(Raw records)

_ _ _ _ _ _ _

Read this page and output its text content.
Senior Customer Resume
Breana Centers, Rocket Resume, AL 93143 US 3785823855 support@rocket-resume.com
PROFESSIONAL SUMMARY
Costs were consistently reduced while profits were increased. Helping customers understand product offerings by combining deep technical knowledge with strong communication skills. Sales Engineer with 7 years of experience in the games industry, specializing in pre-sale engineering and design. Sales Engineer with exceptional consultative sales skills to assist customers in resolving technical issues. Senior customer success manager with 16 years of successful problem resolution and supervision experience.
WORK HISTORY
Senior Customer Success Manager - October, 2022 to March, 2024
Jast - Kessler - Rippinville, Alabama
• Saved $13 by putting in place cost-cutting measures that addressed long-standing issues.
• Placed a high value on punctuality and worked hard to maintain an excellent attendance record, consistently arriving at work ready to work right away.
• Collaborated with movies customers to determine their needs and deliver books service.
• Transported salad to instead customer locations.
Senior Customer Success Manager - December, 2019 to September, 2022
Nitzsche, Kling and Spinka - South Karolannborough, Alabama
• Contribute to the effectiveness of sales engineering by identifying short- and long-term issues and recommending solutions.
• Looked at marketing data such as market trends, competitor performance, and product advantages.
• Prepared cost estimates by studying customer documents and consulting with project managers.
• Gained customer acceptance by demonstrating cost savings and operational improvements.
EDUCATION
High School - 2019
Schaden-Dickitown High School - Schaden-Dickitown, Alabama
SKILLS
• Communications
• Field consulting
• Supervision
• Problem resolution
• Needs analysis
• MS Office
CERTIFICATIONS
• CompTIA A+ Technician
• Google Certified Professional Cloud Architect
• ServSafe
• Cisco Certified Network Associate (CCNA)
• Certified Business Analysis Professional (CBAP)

_ _ _ _ _ _ _

Go through the records above and copy every line with the word "Alabama".

Final result
Jast - Kessler - Rippinville, Alabama
Nitzsche, Kling and Spinka - South Karolannborough, Alabama
Schaden-Dickitown High School - Schaden-Dickitown, Alabama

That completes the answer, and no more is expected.